▶ Task details
Can you print every record below exactly as written?

Records about charts and figures:
# # # # #
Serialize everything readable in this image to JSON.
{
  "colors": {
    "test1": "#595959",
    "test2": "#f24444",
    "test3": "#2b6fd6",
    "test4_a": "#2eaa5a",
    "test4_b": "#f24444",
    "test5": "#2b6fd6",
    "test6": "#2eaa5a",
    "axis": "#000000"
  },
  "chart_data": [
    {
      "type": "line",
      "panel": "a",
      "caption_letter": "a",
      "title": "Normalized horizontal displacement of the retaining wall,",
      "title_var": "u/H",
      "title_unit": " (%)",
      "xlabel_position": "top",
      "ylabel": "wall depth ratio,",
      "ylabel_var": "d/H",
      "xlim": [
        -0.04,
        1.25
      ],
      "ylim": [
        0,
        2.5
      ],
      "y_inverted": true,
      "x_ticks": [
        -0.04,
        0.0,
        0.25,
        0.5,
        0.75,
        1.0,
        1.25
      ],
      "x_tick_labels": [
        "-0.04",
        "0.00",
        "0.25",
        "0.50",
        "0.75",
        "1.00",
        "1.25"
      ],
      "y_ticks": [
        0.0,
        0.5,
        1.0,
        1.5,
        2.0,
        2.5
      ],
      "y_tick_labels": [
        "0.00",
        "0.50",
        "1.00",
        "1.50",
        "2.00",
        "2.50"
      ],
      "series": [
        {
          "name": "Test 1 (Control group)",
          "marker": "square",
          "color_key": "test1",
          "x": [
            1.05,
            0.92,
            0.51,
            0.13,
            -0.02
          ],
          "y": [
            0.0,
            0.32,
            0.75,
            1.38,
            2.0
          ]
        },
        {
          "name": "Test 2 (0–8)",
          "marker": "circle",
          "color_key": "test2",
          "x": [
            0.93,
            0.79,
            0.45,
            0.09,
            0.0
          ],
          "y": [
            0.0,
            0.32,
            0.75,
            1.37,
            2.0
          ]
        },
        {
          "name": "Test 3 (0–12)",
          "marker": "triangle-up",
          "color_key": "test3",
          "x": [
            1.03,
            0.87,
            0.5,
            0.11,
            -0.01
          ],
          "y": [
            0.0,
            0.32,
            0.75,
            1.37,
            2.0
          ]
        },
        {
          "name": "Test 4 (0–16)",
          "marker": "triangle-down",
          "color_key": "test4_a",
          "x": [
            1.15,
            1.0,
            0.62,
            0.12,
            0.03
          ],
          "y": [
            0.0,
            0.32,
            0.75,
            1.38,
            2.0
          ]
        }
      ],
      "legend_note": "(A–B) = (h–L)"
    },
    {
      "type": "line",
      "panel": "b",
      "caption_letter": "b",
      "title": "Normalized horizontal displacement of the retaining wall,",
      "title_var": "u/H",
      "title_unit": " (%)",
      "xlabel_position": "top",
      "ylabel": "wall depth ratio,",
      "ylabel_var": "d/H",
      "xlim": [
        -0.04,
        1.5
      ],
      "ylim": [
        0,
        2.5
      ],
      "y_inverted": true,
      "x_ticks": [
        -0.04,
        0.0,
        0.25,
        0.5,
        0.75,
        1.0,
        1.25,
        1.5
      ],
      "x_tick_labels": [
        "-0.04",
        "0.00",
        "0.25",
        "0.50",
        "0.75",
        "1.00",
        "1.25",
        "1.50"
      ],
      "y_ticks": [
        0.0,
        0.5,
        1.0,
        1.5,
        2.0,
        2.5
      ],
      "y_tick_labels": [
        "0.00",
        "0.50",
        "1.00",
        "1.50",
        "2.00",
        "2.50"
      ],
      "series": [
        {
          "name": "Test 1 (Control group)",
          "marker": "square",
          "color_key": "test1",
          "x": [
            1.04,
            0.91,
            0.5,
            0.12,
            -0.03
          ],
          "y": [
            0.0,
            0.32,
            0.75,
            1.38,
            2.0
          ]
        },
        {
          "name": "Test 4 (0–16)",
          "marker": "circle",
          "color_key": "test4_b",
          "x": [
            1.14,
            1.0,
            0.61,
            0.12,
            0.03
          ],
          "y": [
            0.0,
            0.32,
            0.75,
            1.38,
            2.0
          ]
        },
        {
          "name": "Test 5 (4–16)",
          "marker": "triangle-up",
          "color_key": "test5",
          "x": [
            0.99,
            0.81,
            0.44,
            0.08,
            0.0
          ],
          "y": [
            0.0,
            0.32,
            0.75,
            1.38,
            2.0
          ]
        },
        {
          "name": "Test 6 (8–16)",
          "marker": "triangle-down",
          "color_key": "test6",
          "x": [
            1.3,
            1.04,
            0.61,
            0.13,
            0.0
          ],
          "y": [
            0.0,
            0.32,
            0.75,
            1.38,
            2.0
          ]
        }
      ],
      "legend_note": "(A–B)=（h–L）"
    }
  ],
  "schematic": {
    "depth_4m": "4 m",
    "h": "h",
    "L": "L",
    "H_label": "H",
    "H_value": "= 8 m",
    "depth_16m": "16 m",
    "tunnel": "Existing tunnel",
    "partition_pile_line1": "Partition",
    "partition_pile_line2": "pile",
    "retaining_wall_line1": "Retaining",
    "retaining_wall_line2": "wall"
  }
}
# # # # #
▶ Expected output
Serialize everything readable in this image to JSON.
{
  "colors": {
    "test1": "#595959",
    "test2": "#f24444",
    "test3": "#2b6fd6",
    "test4_a": "#2eaa5a",
    "test4_b": "#f24444",
    "test5": "#2b6fd6",
    "test6": "#2eaa5a",
    "axis": "#000000"
  },
  "chart_data": [
    {
      "type": "line",
      "panel": "a",
      "caption_letter": "a",
      "title": "Normalized horizontal displacement of the retaining wall,",
      "title_var": "u/H",
      "title_unit": " (%)",
      "xlabel_position": "top",
      "ylabel": "wall depth ratio,",
      "ylabel_var": "d/H",
      "xlim": [
        -0.04,
        1.25
      ],
      "ylim": [
        0,
        2.5
      ],
      "y_inverted": true,
      "x_ticks": [
        -0.04,
        0.0,
        0.25,
        0.5,
        0.75,
        1.0,
        1.25
      ],
      "x_tick_labels": [
        "-0.04",
        "0.00",
        "0.25",
        "0.50",
        "0.75",
        "1.00",
        "1.25"
      ],
      "y_ticks": [
        0.0,
        0.5,
        1.0,
        1.5,
        2.0,
        2.5
      ],
      "y_tick_labels": [
        "0.00",
        "0.50",
        "1.00",
        "1.50",
        "2.00",
        "2.50"
      ],
      "series": [
        {
          "name": "Test 1 (Control group)",
          "marker": "square",
          "color_key": "test1",
          "x": [
            1.05,
            0.92,
            0.51,
            0.13,
            -0.02
          ],
          "y": [
            0.0,
            0.32,
            0.75,
            1.38,
            2.0
          ]
        },
        {
          "name": "Test 2 (0–8)",
          "marker": "circle",
          "color_key": "test2",
          "x": [
            0.93,
            0.79,
            0.45,
            0.09,
            0.0
          ],
          "y": [
            0.0,
            0.32,
            0.75,
            1.37,
            2.0
          ]
        },
        {
          "name": "Test 3 (0–12)",
          "marker": "triangle-up",
          "color_key": "test3",
          "x": [
            1.03,
            0.87,
            0.5,
            0.11,
            -0.01
          ],
          "y": [
            0.0,
            0.32,
            0.75,
            1.37,
            2.0
          ]
        },
        {
          "name": "Test 4 (0–16)",
          "marker": "triangle-down",
          "color_key": "test4_a",
          "x": [
            1.15,
            1.0,
            0.62,
            0.12,
            0.03
          ],
          "y": [
            0.0,
            0.32,
            0.75,
            1.38,
            2.0
          ]
        }
      ],
      "legend_note": "(A–B) = (h–L)"
    },
    {
      "type": "line",
      "panel": "b",
      "caption_letter": "b",
      "title": "Normalized horizontal displacement of the retaining wall,",
      "title_var": "u/H",
      "title_unit": " (%)",
      "xlabel_position": "top",
      "ylabel": "wall depth ratio,",
      "ylabel_var": "d/H",
      "xlim": [
        -0.04,
        1.5
      ],
      "ylim": [
        0,
        2.5
      ],
      "y_inverted": true,
      "x_ticks": [
        -0.04,
        0.0,
        0.25,
        0.5,
        0.75,
        1.0,
        1.25,
        1.5
      ],
      "x_tick_labels": [
        "-0.04",
        "0.00",
        "0.25",
        "0.50",
        "0.75",
        "1.00",
        "1.25",
        "1.50"
      ],
      "y_ticks": [
        0.0,
        0.5,
        1.0,
        1.5,
        2.0,
        2.5
      ],
      "y_tick_labels": [
        "0.00",
        "0.50",
        "1.00",
        "1.50",
        "2.00",
        "2.50"
      ],
      "series": [
        {
          "name": "Test 1 (Control group)",
          "marker": "square",
          "color_key": "test1",
          "x": [
            1.04,
            0.91,
            0.5,
            0.12,
            -0.03
          ],
          "y": [
            0.0,
            0.32,
            0.75,
            1.38,
            2.0
          ]
        },
        {
          "name": "Test 4 (0–16)",
          "marker": "circle",
          "color_key": "test4_b",
          "x": [
            1.14,
            1.0,
            0.61,
            0.12,
            0.03
          ],
          "y": [
            0.0,
            0.32,
            0.75,
            1.38,
            2.0
          ]
        },
        {
          "name": "Test 5 (4–16)",
          "marker": "triangle-up",
          "color_key": "test5",
          "x": [
            0.99,
            0.81,
            0.44,
            0.08,
            0.0
          ],
          "y": [
            0.0,
            0.32,
            0.75,
            1.38,
            2.0
          ]
        },
        {
          "name": "Test 6 (8–16)",
          "marker": "triangle-down",
          "color_key": "test6",
          "x": [
            1.3,
            1.04,
            0.61,
            0.13,
            0.0
          ],
          "y": [
            0.0,
            0.32,
            0.75,
            1.38,
            2.0
          ]
        }
      ],
      "legend_note": "(A–B)=（h–L）"
    }
  ],
  "schematic": {
    "depth_4m": "4 m",
    "h": "h",
    "L": "L",
    "H_label": "H",
    "H_value": "= 8 m",
    "depth_16m": "16 m",
    "tunnel": "Existing tunnel",
    "partition_pile_line1": "Partition",
    "partition_pile_line2": "pile",
    "retaining_wall_line1": "Retaining",
    "retaining_wall_line2": "wall"
  }
}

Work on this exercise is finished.